What you have to do: Lines that hold the word "this" should be located and copied.

** BEGIN Supplied records **

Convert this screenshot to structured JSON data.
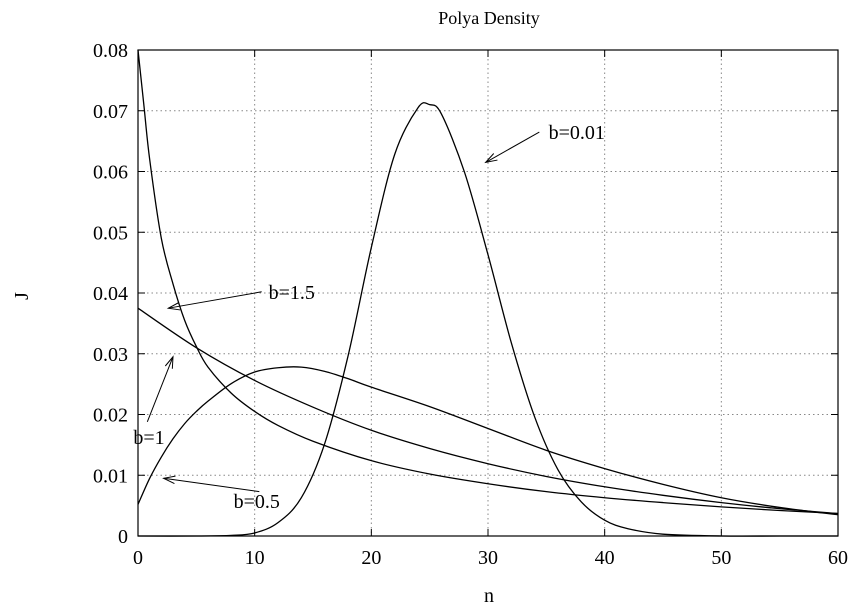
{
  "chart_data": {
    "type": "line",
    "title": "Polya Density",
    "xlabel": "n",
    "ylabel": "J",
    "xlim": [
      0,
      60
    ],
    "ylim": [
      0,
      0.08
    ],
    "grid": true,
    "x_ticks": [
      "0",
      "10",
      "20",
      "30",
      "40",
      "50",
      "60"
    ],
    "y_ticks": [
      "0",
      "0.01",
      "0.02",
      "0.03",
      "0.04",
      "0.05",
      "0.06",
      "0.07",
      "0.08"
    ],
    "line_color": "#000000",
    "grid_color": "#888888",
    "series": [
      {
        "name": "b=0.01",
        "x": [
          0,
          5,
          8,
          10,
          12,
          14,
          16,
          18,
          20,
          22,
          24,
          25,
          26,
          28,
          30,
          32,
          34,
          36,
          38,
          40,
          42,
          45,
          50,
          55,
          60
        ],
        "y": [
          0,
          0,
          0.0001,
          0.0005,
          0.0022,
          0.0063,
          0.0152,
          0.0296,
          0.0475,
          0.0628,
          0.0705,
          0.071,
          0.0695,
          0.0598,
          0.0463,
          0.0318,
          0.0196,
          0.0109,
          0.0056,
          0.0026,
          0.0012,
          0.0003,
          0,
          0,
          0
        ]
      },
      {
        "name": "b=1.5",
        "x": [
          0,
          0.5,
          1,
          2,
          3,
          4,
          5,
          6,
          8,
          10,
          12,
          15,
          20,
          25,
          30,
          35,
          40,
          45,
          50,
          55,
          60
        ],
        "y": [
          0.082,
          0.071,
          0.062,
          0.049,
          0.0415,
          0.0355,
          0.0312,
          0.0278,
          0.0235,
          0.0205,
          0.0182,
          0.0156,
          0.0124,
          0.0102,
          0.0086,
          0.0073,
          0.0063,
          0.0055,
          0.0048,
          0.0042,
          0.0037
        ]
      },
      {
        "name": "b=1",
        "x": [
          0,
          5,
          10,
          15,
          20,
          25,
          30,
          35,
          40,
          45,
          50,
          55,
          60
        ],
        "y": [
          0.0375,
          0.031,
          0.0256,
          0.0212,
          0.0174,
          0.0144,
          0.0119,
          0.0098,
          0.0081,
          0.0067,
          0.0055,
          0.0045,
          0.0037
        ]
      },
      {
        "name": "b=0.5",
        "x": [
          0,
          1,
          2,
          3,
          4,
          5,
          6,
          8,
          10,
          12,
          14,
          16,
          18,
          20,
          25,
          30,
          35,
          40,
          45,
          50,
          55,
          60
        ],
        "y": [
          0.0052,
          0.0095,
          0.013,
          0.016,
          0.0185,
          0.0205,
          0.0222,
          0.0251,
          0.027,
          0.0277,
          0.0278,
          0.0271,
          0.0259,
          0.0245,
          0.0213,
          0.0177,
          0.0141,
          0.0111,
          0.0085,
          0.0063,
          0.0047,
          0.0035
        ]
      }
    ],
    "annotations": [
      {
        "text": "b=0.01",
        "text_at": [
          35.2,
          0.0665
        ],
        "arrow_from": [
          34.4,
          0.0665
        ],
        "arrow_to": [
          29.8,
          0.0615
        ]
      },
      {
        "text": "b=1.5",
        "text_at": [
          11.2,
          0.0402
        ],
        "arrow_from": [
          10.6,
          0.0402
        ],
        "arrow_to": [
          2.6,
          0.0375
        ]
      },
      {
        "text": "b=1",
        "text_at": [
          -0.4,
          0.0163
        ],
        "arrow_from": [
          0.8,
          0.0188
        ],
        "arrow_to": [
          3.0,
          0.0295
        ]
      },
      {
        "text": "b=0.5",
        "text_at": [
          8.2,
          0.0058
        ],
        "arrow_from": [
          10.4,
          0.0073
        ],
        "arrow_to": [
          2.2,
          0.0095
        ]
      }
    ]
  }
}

** END Supplied records **
** BEGIN Supplied records **

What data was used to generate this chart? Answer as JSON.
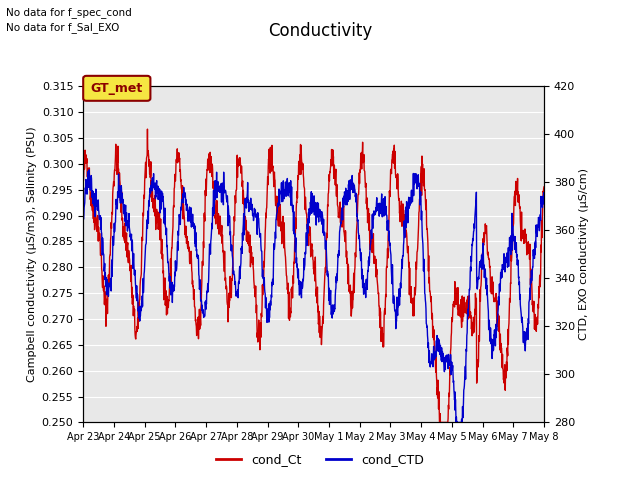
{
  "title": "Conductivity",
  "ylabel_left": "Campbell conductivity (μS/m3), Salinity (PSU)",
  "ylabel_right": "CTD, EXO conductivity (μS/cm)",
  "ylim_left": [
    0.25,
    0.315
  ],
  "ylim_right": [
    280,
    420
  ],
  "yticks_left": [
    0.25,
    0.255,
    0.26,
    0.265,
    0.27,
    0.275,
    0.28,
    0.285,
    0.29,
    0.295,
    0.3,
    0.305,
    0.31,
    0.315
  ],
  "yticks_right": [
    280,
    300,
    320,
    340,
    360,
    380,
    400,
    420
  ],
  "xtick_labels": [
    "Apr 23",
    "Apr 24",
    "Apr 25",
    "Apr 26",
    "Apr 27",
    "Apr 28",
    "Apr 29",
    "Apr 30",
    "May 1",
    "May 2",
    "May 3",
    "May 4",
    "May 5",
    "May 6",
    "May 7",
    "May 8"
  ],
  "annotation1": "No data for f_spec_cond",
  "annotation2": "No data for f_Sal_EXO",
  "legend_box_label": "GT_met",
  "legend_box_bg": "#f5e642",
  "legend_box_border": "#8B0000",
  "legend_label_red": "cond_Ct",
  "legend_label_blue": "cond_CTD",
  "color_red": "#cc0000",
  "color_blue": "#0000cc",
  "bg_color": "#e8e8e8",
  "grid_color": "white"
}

** END Supplied records **

Answer to the problem:
Convert this screenshot to structured JSON data.
What data was used to generate this chart? Answer as JSON.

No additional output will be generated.